DESCRIPTION OF THE TASK:
All of the listing below must be repeated word for word. Pictures are the only thing to omit.

DATASET:
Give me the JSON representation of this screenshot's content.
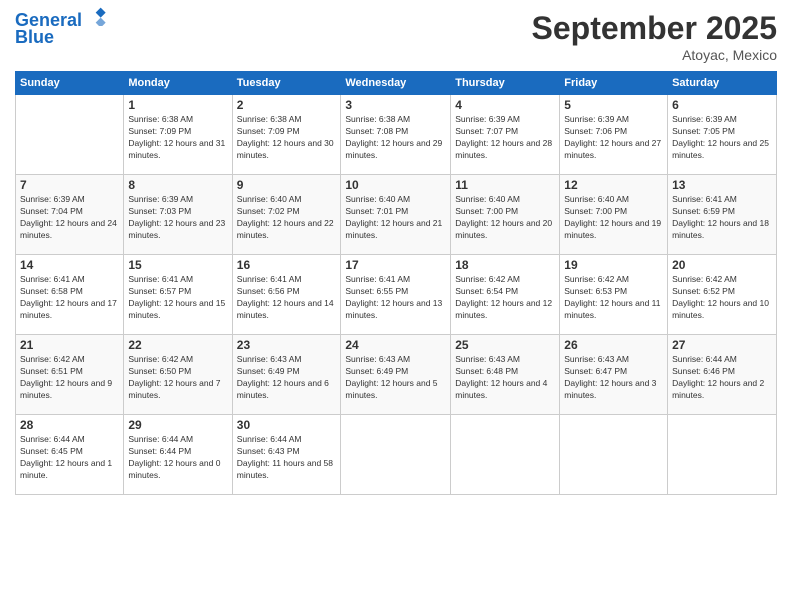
{
  "header": {
    "logo_line1": "General",
    "logo_line2": "Blue",
    "month": "September 2025",
    "location": "Atoyac, Mexico"
  },
  "days_of_week": [
    "Sunday",
    "Monday",
    "Tuesday",
    "Wednesday",
    "Thursday",
    "Friday",
    "Saturday"
  ],
  "weeks": [
    [
      {
        "day": "",
        "sunrise": "",
        "sunset": "",
        "daylight": ""
      },
      {
        "day": "1",
        "sunrise": "Sunrise: 6:38 AM",
        "sunset": "Sunset: 7:09 PM",
        "daylight": "Daylight: 12 hours and 31 minutes."
      },
      {
        "day": "2",
        "sunrise": "Sunrise: 6:38 AM",
        "sunset": "Sunset: 7:09 PM",
        "daylight": "Daylight: 12 hours and 30 minutes."
      },
      {
        "day": "3",
        "sunrise": "Sunrise: 6:38 AM",
        "sunset": "Sunset: 7:08 PM",
        "daylight": "Daylight: 12 hours and 29 minutes."
      },
      {
        "day": "4",
        "sunrise": "Sunrise: 6:39 AM",
        "sunset": "Sunset: 7:07 PM",
        "daylight": "Daylight: 12 hours and 28 minutes."
      },
      {
        "day": "5",
        "sunrise": "Sunrise: 6:39 AM",
        "sunset": "Sunset: 7:06 PM",
        "daylight": "Daylight: 12 hours and 27 minutes."
      },
      {
        "day": "6",
        "sunrise": "Sunrise: 6:39 AM",
        "sunset": "Sunset: 7:05 PM",
        "daylight": "Daylight: 12 hours and 25 minutes."
      }
    ],
    [
      {
        "day": "7",
        "sunrise": "Sunrise: 6:39 AM",
        "sunset": "Sunset: 7:04 PM",
        "daylight": "Daylight: 12 hours and 24 minutes."
      },
      {
        "day": "8",
        "sunrise": "Sunrise: 6:39 AM",
        "sunset": "Sunset: 7:03 PM",
        "daylight": "Daylight: 12 hours and 23 minutes."
      },
      {
        "day": "9",
        "sunrise": "Sunrise: 6:40 AM",
        "sunset": "Sunset: 7:02 PM",
        "daylight": "Daylight: 12 hours and 22 minutes."
      },
      {
        "day": "10",
        "sunrise": "Sunrise: 6:40 AM",
        "sunset": "Sunset: 7:01 PM",
        "daylight": "Daylight: 12 hours and 21 minutes."
      },
      {
        "day": "11",
        "sunrise": "Sunrise: 6:40 AM",
        "sunset": "Sunset: 7:00 PM",
        "daylight": "Daylight: 12 hours and 20 minutes."
      },
      {
        "day": "12",
        "sunrise": "Sunrise: 6:40 AM",
        "sunset": "Sunset: 7:00 PM",
        "daylight": "Daylight: 12 hours and 19 minutes."
      },
      {
        "day": "13",
        "sunrise": "Sunrise: 6:41 AM",
        "sunset": "Sunset: 6:59 PM",
        "daylight": "Daylight: 12 hours and 18 minutes."
      }
    ],
    [
      {
        "day": "14",
        "sunrise": "Sunrise: 6:41 AM",
        "sunset": "Sunset: 6:58 PM",
        "daylight": "Daylight: 12 hours and 17 minutes."
      },
      {
        "day": "15",
        "sunrise": "Sunrise: 6:41 AM",
        "sunset": "Sunset: 6:57 PM",
        "daylight": "Daylight: 12 hours and 15 minutes."
      },
      {
        "day": "16",
        "sunrise": "Sunrise: 6:41 AM",
        "sunset": "Sunset: 6:56 PM",
        "daylight": "Daylight: 12 hours and 14 minutes."
      },
      {
        "day": "17",
        "sunrise": "Sunrise: 6:41 AM",
        "sunset": "Sunset: 6:55 PM",
        "daylight": "Daylight: 12 hours and 13 minutes."
      },
      {
        "day": "18",
        "sunrise": "Sunrise: 6:42 AM",
        "sunset": "Sunset: 6:54 PM",
        "daylight": "Daylight: 12 hours and 12 minutes."
      },
      {
        "day": "19",
        "sunrise": "Sunrise: 6:42 AM",
        "sunset": "Sunset: 6:53 PM",
        "daylight": "Daylight: 12 hours and 11 minutes."
      },
      {
        "day": "20",
        "sunrise": "Sunrise: 6:42 AM",
        "sunset": "Sunset: 6:52 PM",
        "daylight": "Daylight: 12 hours and 10 minutes."
      }
    ],
    [
      {
        "day": "21",
        "sunrise": "Sunrise: 6:42 AM",
        "sunset": "Sunset: 6:51 PM",
        "daylight": "Daylight: 12 hours and 9 minutes."
      },
      {
        "day": "22",
        "sunrise": "Sunrise: 6:42 AM",
        "sunset": "Sunset: 6:50 PM",
        "daylight": "Daylight: 12 hours and 7 minutes."
      },
      {
        "day": "23",
        "sunrise": "Sunrise: 6:43 AM",
        "sunset": "Sunset: 6:49 PM",
        "daylight": "Daylight: 12 hours and 6 minutes."
      },
      {
        "day": "24",
        "sunrise": "Sunrise: 6:43 AM",
        "sunset": "Sunset: 6:49 PM",
        "daylight": "Daylight: 12 hours and 5 minutes."
      },
      {
        "day": "25",
        "sunrise": "Sunrise: 6:43 AM",
        "sunset": "Sunset: 6:48 PM",
        "daylight": "Daylight: 12 hours and 4 minutes."
      },
      {
        "day": "26",
        "sunrise": "Sunrise: 6:43 AM",
        "sunset": "Sunset: 6:47 PM",
        "daylight": "Daylight: 12 hours and 3 minutes."
      },
      {
        "day": "27",
        "sunrise": "Sunrise: 6:44 AM",
        "sunset": "Sunset: 6:46 PM",
        "daylight": "Daylight: 12 hours and 2 minutes."
      }
    ],
    [
      {
        "day": "28",
        "sunrise": "Sunrise: 6:44 AM",
        "sunset": "Sunset: 6:45 PM",
        "daylight": "Daylight: 12 hours and 1 minute."
      },
      {
        "day": "29",
        "sunrise": "Sunrise: 6:44 AM",
        "sunset": "Sunset: 6:44 PM",
        "daylight": "Daylight: 12 hours and 0 minutes."
      },
      {
        "day": "30",
        "sunrise": "Sunrise: 6:44 AM",
        "sunset": "Sunset: 6:43 PM",
        "daylight": "Daylight: 11 hours and 58 minutes."
      },
      {
        "day": "",
        "sunrise": "",
        "sunset": "",
        "daylight": ""
      },
      {
        "day": "",
        "sunrise": "",
        "sunset": "",
        "daylight": ""
      },
      {
        "day": "",
        "sunrise": "",
        "sunset": "",
        "daylight": ""
      },
      {
        "day": "",
        "sunrise": "",
        "sunset": "",
        "daylight": ""
      }
    ]
  ]
}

RESPONSE TO THE TASK:
Give me the JSON representation of this screenshot's content.
{
  "header": {
    "logo_line1": "General",
    "logo_line2": "Blue",
    "month": "September 2025",
    "location": "Atoyac, Mexico"
  },
  "days_of_week": [
    "Sunday",
    "Monday",
    "Tuesday",
    "Wednesday",
    "Thursday",
    "Friday",
    "Saturday"
  ],
  "weeks": [
    [
      {
        "day": "",
        "sunrise": "",
        "sunset": "",
        "daylight": ""
      },
      {
        "day": "1",
        "sunrise": "Sunrise: 6:38 AM",
        "sunset": "Sunset: 7:09 PM",
        "daylight": "Daylight: 12 hours and 31 minutes."
      },
      {
        "day": "2",
        "sunrise": "Sunrise: 6:38 AM",
        "sunset": "Sunset: 7:09 PM",
        "daylight": "Daylight: 12 hours and 30 minutes."
      },
      {
        "day": "3",
        "sunrise": "Sunrise: 6:38 AM",
        "sunset": "Sunset: 7:08 PM",
        "daylight": "Daylight: 12 hours and 29 minutes."
      },
      {
        "day": "4",
        "sunrise": "Sunrise: 6:39 AM",
        "sunset": "Sunset: 7:07 PM",
        "daylight": "Daylight: 12 hours and 28 minutes."
      },
      {
        "day": "5",
        "sunrise": "Sunrise: 6:39 AM",
        "sunset": "Sunset: 7:06 PM",
        "daylight": "Daylight: 12 hours and 27 minutes."
      },
      {
        "day": "6",
        "sunrise": "Sunrise: 6:39 AM",
        "sunset": "Sunset: 7:05 PM",
        "daylight": "Daylight: 12 hours and 25 minutes."
      }
    ],
    [
      {
        "day": "7",
        "sunrise": "Sunrise: 6:39 AM",
        "sunset": "Sunset: 7:04 PM",
        "daylight": "Daylight: 12 hours and 24 minutes."
      },
      {
        "day": "8",
        "sunrise": "Sunrise: 6:39 AM",
        "sunset": "Sunset: 7:03 PM",
        "daylight": "Daylight: 12 hours and 23 minutes."
      },
      {
        "day": "9",
        "sunrise": "Sunrise: 6:40 AM",
        "sunset": "Sunset: 7:02 PM",
        "daylight": "Daylight: 12 hours and 22 minutes."
      },
      {
        "day": "10",
        "sunrise": "Sunrise: 6:40 AM",
        "sunset": "Sunset: 7:01 PM",
        "daylight": "Daylight: 12 hours and 21 minutes."
      },
      {
        "day": "11",
        "sunrise": "Sunrise: 6:40 AM",
        "sunset": "Sunset: 7:00 PM",
        "daylight": "Daylight: 12 hours and 20 minutes."
      },
      {
        "day": "12",
        "sunrise": "Sunrise: 6:40 AM",
        "sunset": "Sunset: 7:00 PM",
        "daylight": "Daylight: 12 hours and 19 minutes."
      },
      {
        "day": "13",
        "sunrise": "Sunrise: 6:41 AM",
        "sunset": "Sunset: 6:59 PM",
        "daylight": "Daylight: 12 hours and 18 minutes."
      }
    ],
    [
      {
        "day": "14",
        "sunrise": "Sunrise: 6:41 AM",
        "sunset": "Sunset: 6:58 PM",
        "daylight": "Daylight: 12 hours and 17 minutes."
      },
      {
        "day": "15",
        "sunrise": "Sunrise: 6:41 AM",
        "sunset": "Sunset: 6:57 PM",
        "daylight": "Daylight: 12 hours and 15 minutes."
      },
      {
        "day": "16",
        "sunrise": "Sunrise: 6:41 AM",
        "sunset": "Sunset: 6:56 PM",
        "daylight": "Daylight: 12 hours and 14 minutes."
      },
      {
        "day": "17",
        "sunrise": "Sunrise: 6:41 AM",
        "sunset": "Sunset: 6:55 PM",
        "daylight": "Daylight: 12 hours and 13 minutes."
      },
      {
        "day": "18",
        "sunrise": "Sunrise: 6:42 AM",
        "sunset": "Sunset: 6:54 PM",
        "daylight": "Daylight: 12 hours and 12 minutes."
      },
      {
        "day": "19",
        "sunrise": "Sunrise: 6:42 AM",
        "sunset": "Sunset: 6:53 PM",
        "daylight": "Daylight: 12 hours and 11 minutes."
      },
      {
        "day": "20",
        "sunrise": "Sunrise: 6:42 AM",
        "sunset": "Sunset: 6:52 PM",
        "daylight": "Daylight: 12 hours and 10 minutes."
      }
    ],
    [
      {
        "day": "21",
        "sunrise": "Sunrise: 6:42 AM",
        "sunset": "Sunset: 6:51 PM",
        "daylight": "Daylight: 12 hours and 9 minutes."
      },
      {
        "day": "22",
        "sunrise": "Sunrise: 6:42 AM",
        "sunset": "Sunset: 6:50 PM",
        "daylight": "Daylight: 12 hours and 7 minutes."
      },
      {
        "day": "23",
        "sunrise": "Sunrise: 6:43 AM",
        "sunset": "Sunset: 6:49 PM",
        "daylight": "Daylight: 12 hours and 6 minutes."
      },
      {
        "day": "24",
        "sunrise": "Sunrise: 6:43 AM",
        "sunset": "Sunset: 6:49 PM",
        "daylight": "Daylight: 12 hours and 5 minutes."
      },
      {
        "day": "25",
        "sunrise": "Sunrise: 6:43 AM",
        "sunset": "Sunset: 6:48 PM",
        "daylight": "Daylight: 12 hours and 4 minutes."
      },
      {
        "day": "26",
        "sunrise": "Sunrise: 6:43 AM",
        "sunset": "Sunset: 6:47 PM",
        "daylight": "Daylight: 12 hours and 3 minutes."
      },
      {
        "day": "27",
        "sunrise": "Sunrise: 6:44 AM",
        "sunset": "Sunset: 6:46 PM",
        "daylight": "Daylight: 12 hours and 2 minutes."
      }
    ],
    [
      {
        "day": "28",
        "sunrise": "Sunrise: 6:44 AM",
        "sunset": "Sunset: 6:45 PM",
        "daylight": "Daylight: 12 hours and 1 minute."
      },
      {
        "day": "29",
        "sunrise": "Sunrise: 6:44 AM",
        "sunset": "Sunset: 6:44 PM",
        "daylight": "Daylight: 12 hours and 0 minutes."
      },
      {
        "day": "30",
        "sunrise": "Sunrise: 6:44 AM",
        "sunset": "Sunset: 6:43 PM",
        "daylight": "Daylight: 11 hours and 58 minutes."
      },
      {
        "day": "",
        "sunrise": "",
        "sunset": "",
        "daylight": ""
      },
      {
        "day": "",
        "sunrise": "",
        "sunset": "",
        "daylight": ""
      },
      {
        "day": "",
        "sunrise": "",
        "sunset": "",
        "daylight": ""
      },
      {
        "day": "",
        "sunrise": "",
        "sunset": "",
        "daylight": ""
      }
    ]
  ]
}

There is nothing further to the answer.